▸ **Brief**
Examine the entries and show every line in which the word "text" is found.

▸ **Material for this exercise**

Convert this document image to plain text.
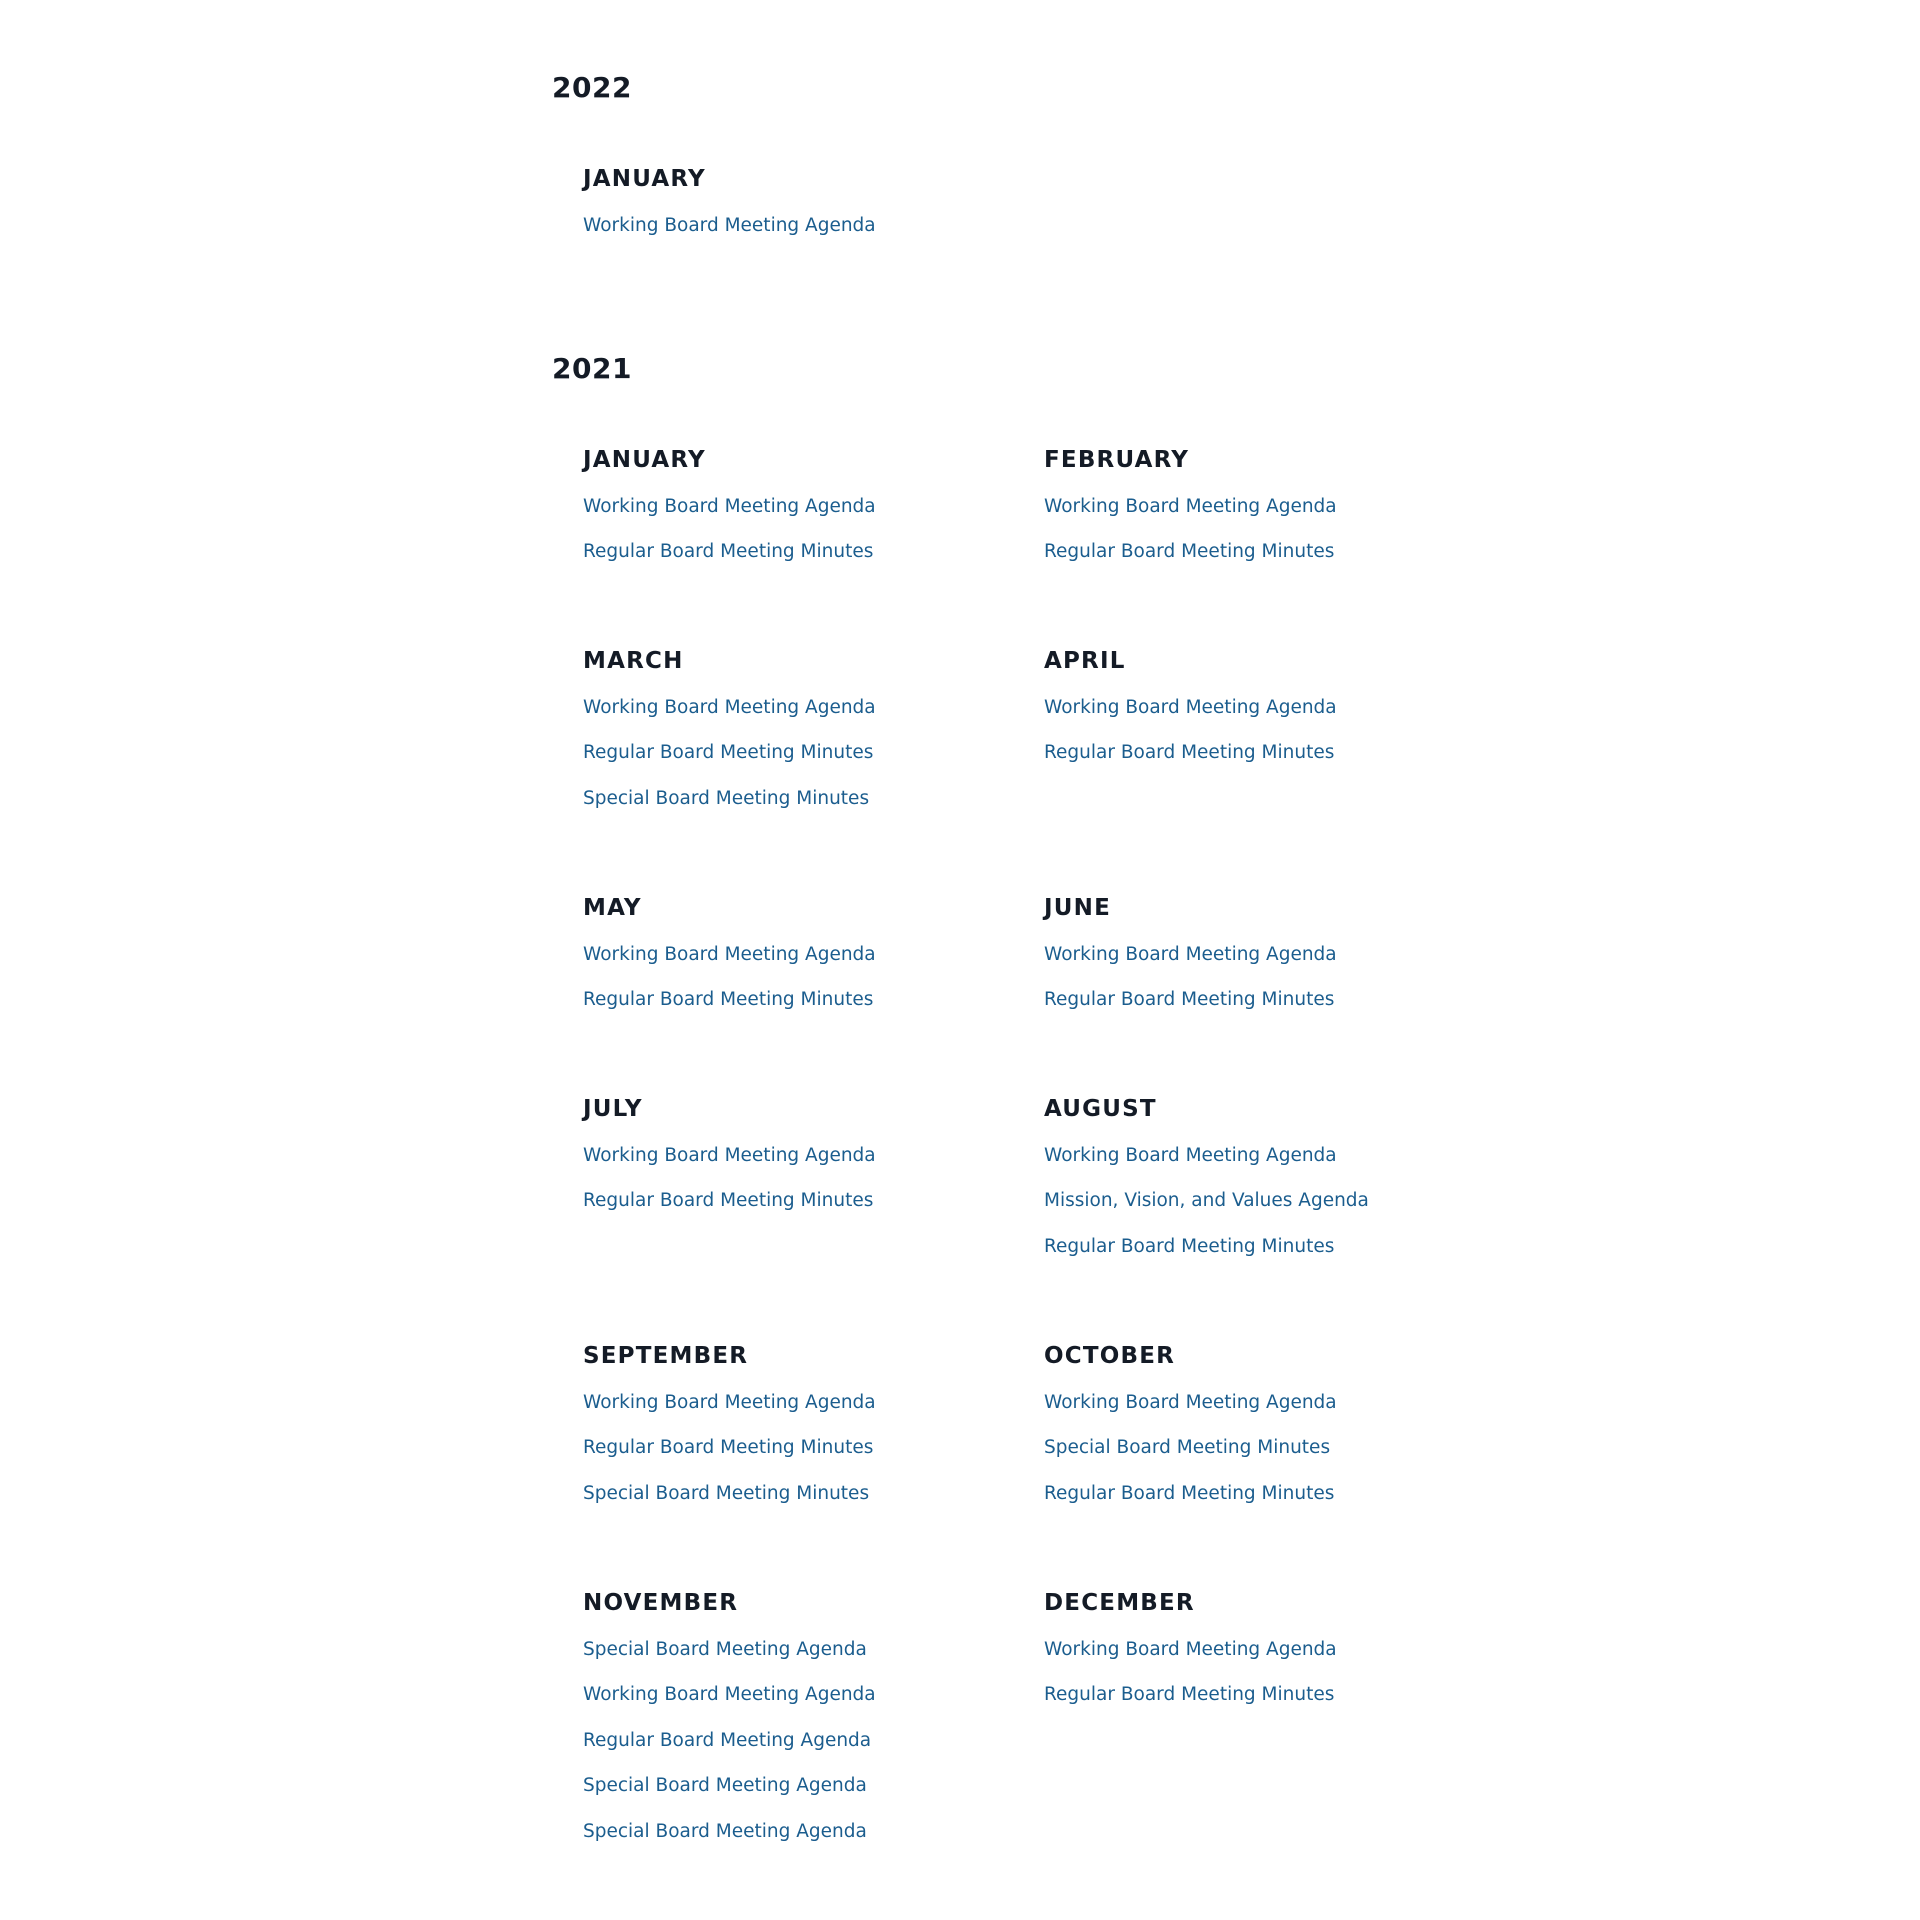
2022
JANUARY
Working Board Meeting Agenda
2021
JANUARY
Working Board Meeting Agenda
Regular Board Meeting Minutes
FEBRUARY
Working Board Meeting Agenda
Regular Board Meeting Minutes
MARCH
Working Board Meeting Agenda
Regular Board Meeting Minutes
Special Board Meeting Minutes
APRIL
Working Board Meeting Agenda
Regular Board Meeting Minutes
MAY
Working Board Meeting Agenda
Regular Board Meeting Minutes
JUNE
Working Board Meeting Agenda
Regular Board Meeting Minutes
JULY
Working Board Meeting Agenda
Regular Board Meeting Minutes
AUGUST
Working Board Meeting Agenda
Mission, Vision, and Values Agenda
Regular Board Meeting Minutes
SEPTEMBER
Working Board Meeting Agenda
Regular Board Meeting Minutes
Special Board Meeting Minutes
OCTOBER
Working Board Meeting Agenda
Special Board Meeting Minutes
Regular Board Meeting Minutes
NOVEMBER
Special Board Meeting Agenda
Working Board Meeting Agenda
Regular Board Meeting Agenda
Special Board Meeting Agenda
Special Board Meeting Agenda
DECEMBER
Working Board Meeting Agenda
Regular Board Meeting Minutes
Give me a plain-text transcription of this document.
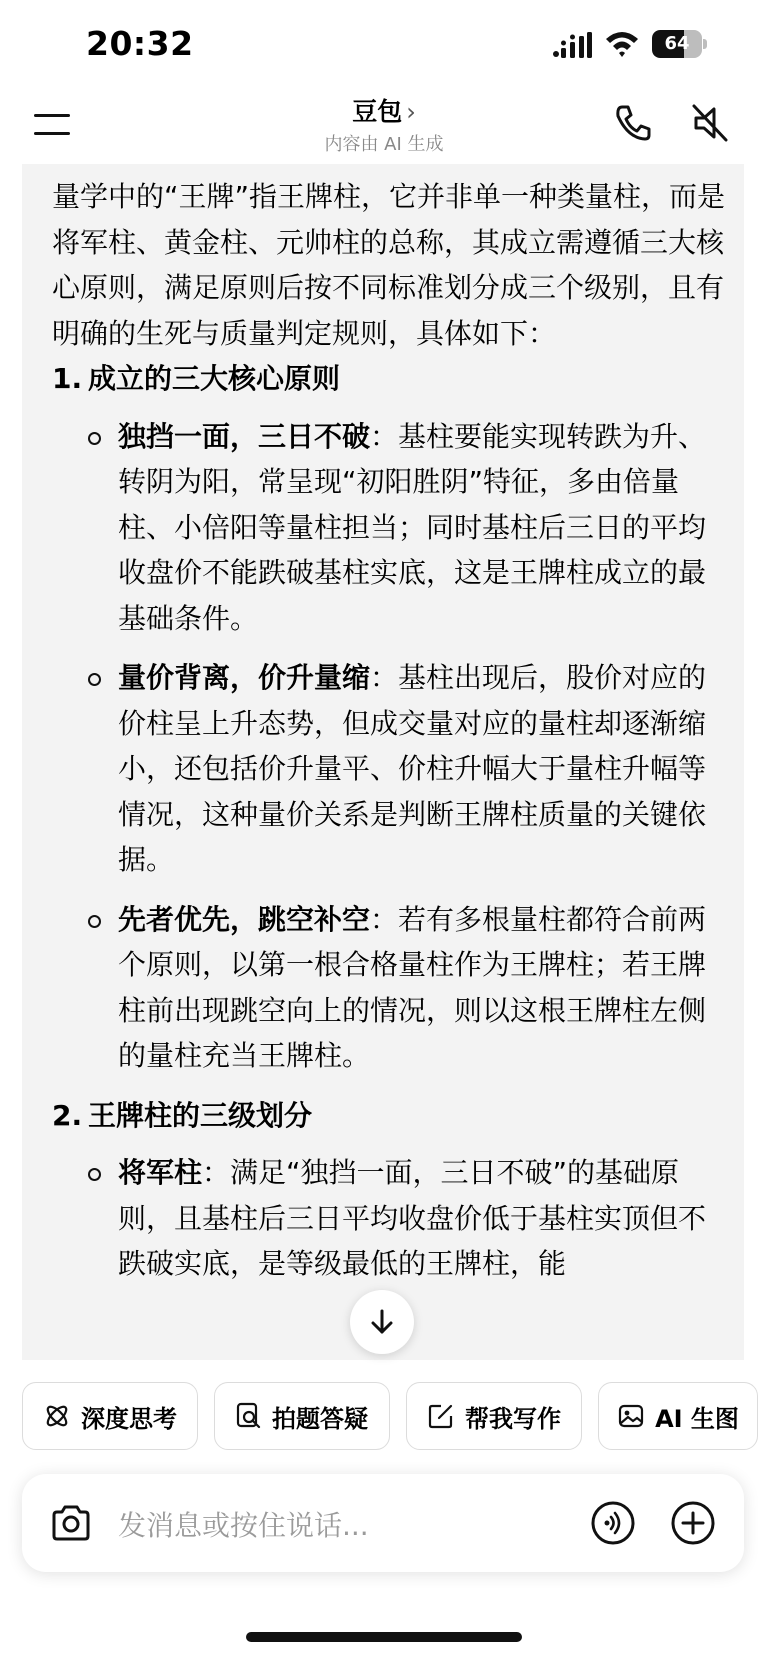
20:32	64
豆包 ›
内容由 AI 生成

量学中的“王牌”指王牌柱，它并非单一种类量柱，而是将军柱、黄金柱、元帅柱的总称，其成立需遵循三大核心原则，满足原则后按不同标准划分成三个级别，且有明确的生死与质量判定规则，具体如下：

1. 成立的三大核心原则

独挡一面，三日不破：基柱要能实现转跌为升、转阴为阳，常呈现“初阳胜阴”特征，多由倍量柱、小倍阳等量柱担当；同时基柱后三日的平均收盘价不能跌破基柱实底，这是王牌柱成立的最基础条件。
量价背离，价升量缩：基柱出现后，股价对应的价柱呈上升态势，但成交量对应的量柱却逐渐缩小，还包括价升量平、价柱升幅大于量柱升幅等情况，这种量价关系是判断王牌柱质量的关键依据。
先者优先，跳空补空：若有多根量柱都符合前两个原则，以第一根合格量柱作为王牌柱；若王牌柱前出现跳空向上的情况，则以这根王牌柱左侧的量柱充当王牌柱。

2. 王牌柱的三级划分

将军柱：满足“独挡一面，三日不破”的基础原则，且基柱后三日平均收盘价低于基柱实顶但不跌破实底，是等级最低的王牌柱，能
深度思考	拍题答疑	帮我写作	AI 生图
发消息或按住说话...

▸ **Correct result**
Convert this document image to plain text.
Give me a plain-text transcription of this document.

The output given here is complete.